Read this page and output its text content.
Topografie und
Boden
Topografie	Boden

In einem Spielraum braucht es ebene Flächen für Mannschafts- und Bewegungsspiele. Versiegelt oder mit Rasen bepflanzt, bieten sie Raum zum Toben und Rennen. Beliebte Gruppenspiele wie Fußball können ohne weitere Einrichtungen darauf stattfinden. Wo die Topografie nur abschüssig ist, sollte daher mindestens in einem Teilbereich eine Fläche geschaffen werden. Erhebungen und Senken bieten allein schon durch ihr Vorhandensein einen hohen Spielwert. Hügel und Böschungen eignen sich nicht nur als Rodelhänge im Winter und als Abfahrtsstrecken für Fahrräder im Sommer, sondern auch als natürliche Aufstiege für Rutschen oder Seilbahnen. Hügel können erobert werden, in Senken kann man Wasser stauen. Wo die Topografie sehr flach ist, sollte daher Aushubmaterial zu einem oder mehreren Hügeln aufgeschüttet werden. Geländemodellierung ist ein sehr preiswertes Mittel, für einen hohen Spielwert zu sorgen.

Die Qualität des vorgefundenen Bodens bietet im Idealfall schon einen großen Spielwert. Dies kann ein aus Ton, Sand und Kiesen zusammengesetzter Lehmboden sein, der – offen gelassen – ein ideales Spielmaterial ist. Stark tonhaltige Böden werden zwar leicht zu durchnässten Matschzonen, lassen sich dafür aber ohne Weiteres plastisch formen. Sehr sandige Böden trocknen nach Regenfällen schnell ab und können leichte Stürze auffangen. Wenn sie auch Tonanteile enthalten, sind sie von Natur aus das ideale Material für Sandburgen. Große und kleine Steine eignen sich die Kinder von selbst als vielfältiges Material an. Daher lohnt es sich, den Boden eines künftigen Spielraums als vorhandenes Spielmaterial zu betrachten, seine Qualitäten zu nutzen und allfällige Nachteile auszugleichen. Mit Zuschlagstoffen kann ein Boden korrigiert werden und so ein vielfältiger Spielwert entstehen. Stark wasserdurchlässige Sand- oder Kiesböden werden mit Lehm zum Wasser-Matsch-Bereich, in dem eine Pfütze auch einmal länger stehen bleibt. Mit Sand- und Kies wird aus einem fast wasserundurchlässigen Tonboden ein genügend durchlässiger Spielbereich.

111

---+---

# Given request
All of the entries must be quoted exactly; please include each one.

# Final answer
Read this page and output its text content.
Topografie und
Boden
Topografie	Boden

In einem Spielraum braucht es ebene Flächen für Mannschafts- und Bewegungsspiele. Versiegelt oder mit Rasen bepflanzt, bieten sie Raum zum Toben und Rennen. Beliebte Gruppenspiele wie Fußball können ohne weitere Einrichtungen darauf stattfinden. Wo die Topografie nur abschüssig ist, sollte daher mindestens in einem Teilbereich eine Fläche geschaffen werden. Erhebungen und Senken bieten allein schon durch ihr Vorhandensein einen hohen Spielwert. Hügel und Böschungen eignen sich nicht nur als Rodelhänge im Winter und als Abfahrtsstrecken für Fahrräder im Sommer, sondern auch als natürliche Aufstiege für Rutschen oder Seilbahnen. Hügel können erobert werden, in Senken kann man Wasser stauen. Wo die Topografie sehr flach ist, sollte daher Aushubmaterial zu einem oder mehreren Hügeln aufgeschüttet werden. Geländemodellierung ist ein sehr preiswertes Mittel, für einen hohen Spielwert zu sorgen.

Die Qualität des vorgefundenen Bodens bietet im Idealfall schon einen großen Spielwert. Dies kann ein aus Ton, Sand und Kiesen zusammengesetzter Lehmboden sein, der – offen gelassen – ein ideales Spielmaterial ist. Stark tonhaltige Böden werden zwar leicht zu durchnässten Matschzonen, lassen sich dafür aber ohne Weiteres plastisch formen. Sehr sandige Böden trocknen nach Regenfällen schnell ab und können leichte Stürze auffangen. Wenn sie auch Tonanteile enthalten, sind sie von Natur aus das ideale Material für Sandburgen. Große und kleine Steine eignen sich die Kinder von selbst als vielfältiges Material an. Daher lohnt es sich, den Boden eines künftigen Spielraums als vorhandenes Spielmaterial zu betrachten, seine Qualitäten zu nutzen und allfällige Nachteile auszugleichen. Mit Zuschlagstoffen kann ein Boden korrigiert werden und so ein vielfältiger Spielwert entstehen. Stark wasserdurchlässige Sand- oder Kiesböden werden mit Lehm zum Wasser-Matsch-Bereich, in dem eine Pfütze auch einmal länger stehen bleibt. Mit Sand- und Kies wird aus einem fast wasserundurchlässigen Tonboden ein genügend durchlässiger Spielbereich.

111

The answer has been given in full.